§ Short problem 1
For the Stephen Richards article, say whether each statement agrees with it. Answer yes or no, and quote the deciding words of the article exactly. (a) The first book Richards wrote, in 1998, was a self-help title. (b) In 2000 Jack Straw was granted an injunction banning the release of Sincerely Yours. (c) Richards had to incur court costs of £64,000.
§ Short problem 2
Transcribe a passage from the Stephen Richards article word for word, beginning at the words "The best known" and stopping after the words "were personal reasons.".

= Stephen Richards (author) =

British author

Stephen Richards is an author writing in the self-help genre. The first book he wrote in 1998 was in the true crime genre for Mirage Publishing. He has co-written a number of books with others, but now concentrates on writing in the mind, body, spirit subjects of Cosmic Ordering and mind power.

The best known works of Stephen Richards are probably The Cosmic Ordering Guide. and the co-authored book of Solitary Fitness. He has also worked on TV and radio.

He produced and directed the three-hour video documentary Sincerely Yours about UK prisoner Charles Bronson. In 2000, the then Home Secretary Jack Straw was granted an injunction banning the release of Sincerely Yours, on the grounds that it included footage of Bronson terrorizing a hostage in prison, whose copyright was owned by the prison, according to Straw . Having refused to withdraw the video saw Richards given a prison sentence (suspended) and he had to incur court costs of £64,000. The video was later released in an edited version by Mirage Publishing, but was later totally withdrawn for what Richards claimed were personal reasons.

§ Listed entries
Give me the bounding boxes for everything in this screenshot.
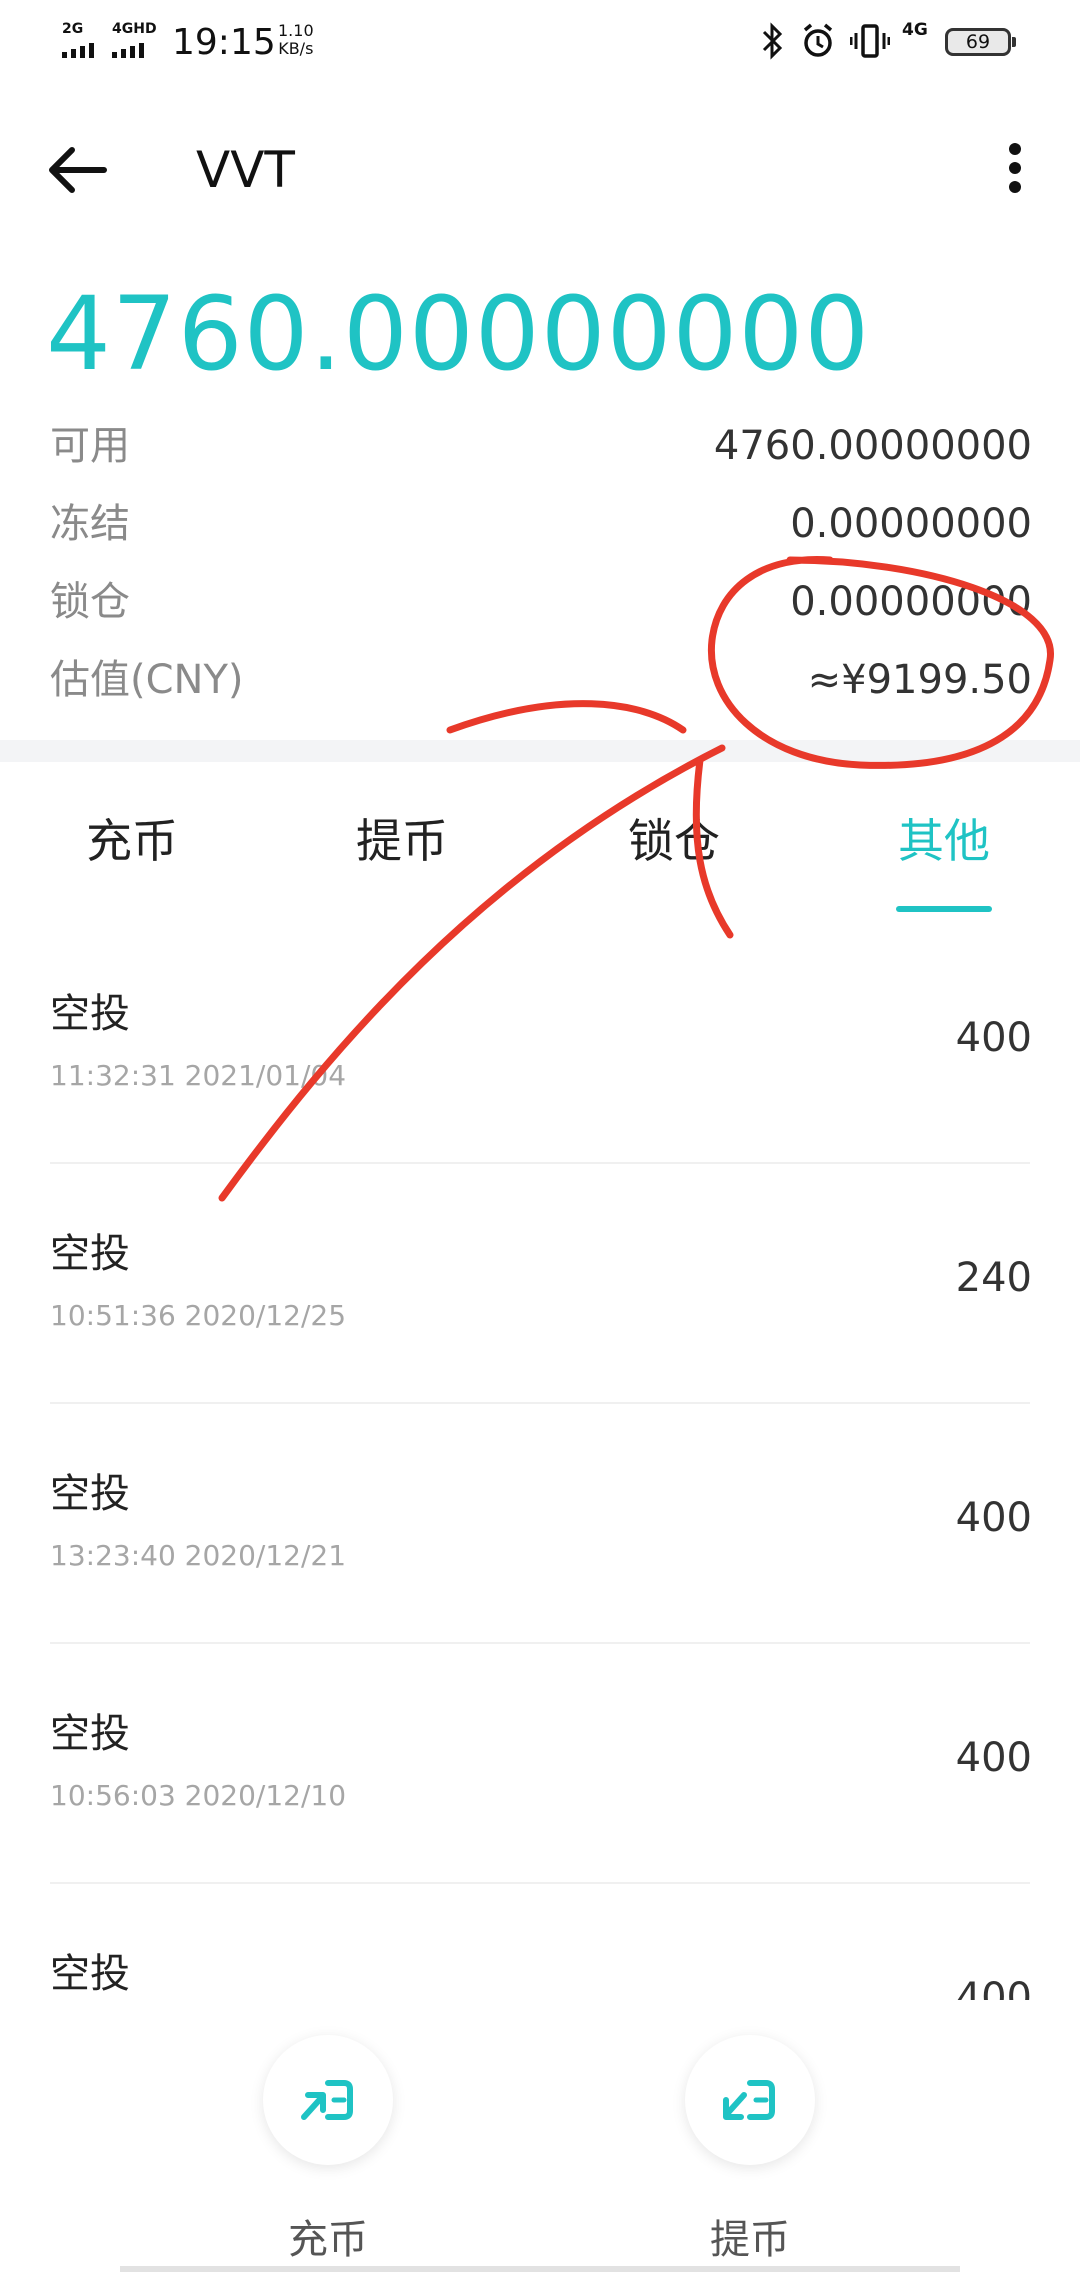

* * *

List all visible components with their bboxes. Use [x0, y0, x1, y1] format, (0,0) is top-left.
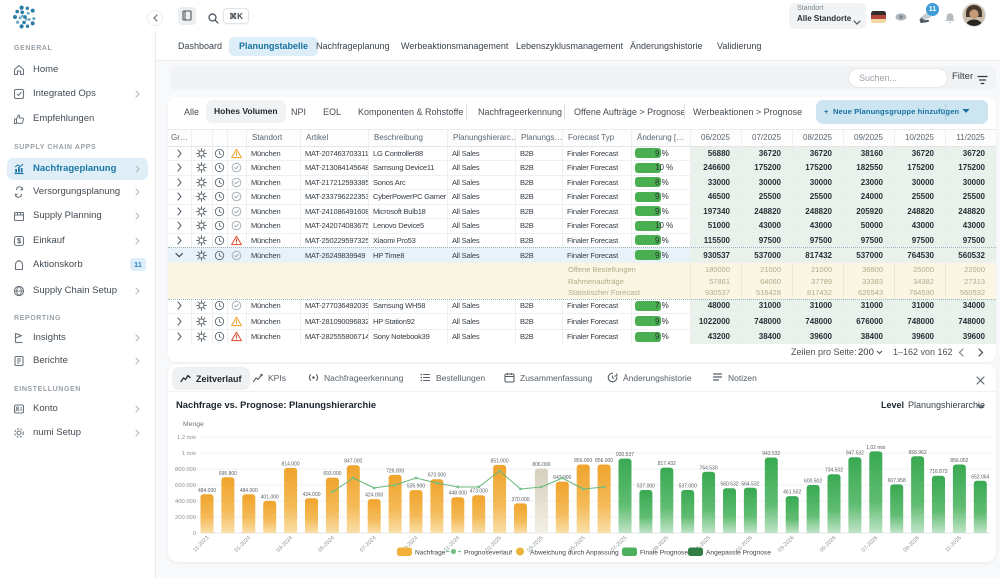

§ Output 1
(a) No: "The first book he wrote in 1998 was in the true crime genre for Mirage Publishing."
(b) Yes: "In 2000, the then Home Secretary Jack Straw was granted an injunction banning the release of Sincerely Yours"
(c) Yes: "he had to incur court costs of £64,000."

§ Output 2
The best known works of Stephen Richards are probably The Cosmic Ordering Guide. and the co-authored book of Solitary Fitness. He has also worked on TV and radio.

He produced and directed the three-hour video documentary Sincerely Yours about UK prisoner Charles Bronson. In 2000, the then Home Secretary Jack Straw was granted an injunction banning the release of Sincerely Yours, on the grounds that it included footage of Bronson terrorizing a hostage in prison, whose copyright was owned by the prison, according to Straw . Having refused to withdraw the video saw Richards given a prison sentence (suspended) and he had to incur court costs of £64,000. The video was later released in an edited version by Mirage Publishing, but was later totally withdrawn for what Richards claimed were personal reasons.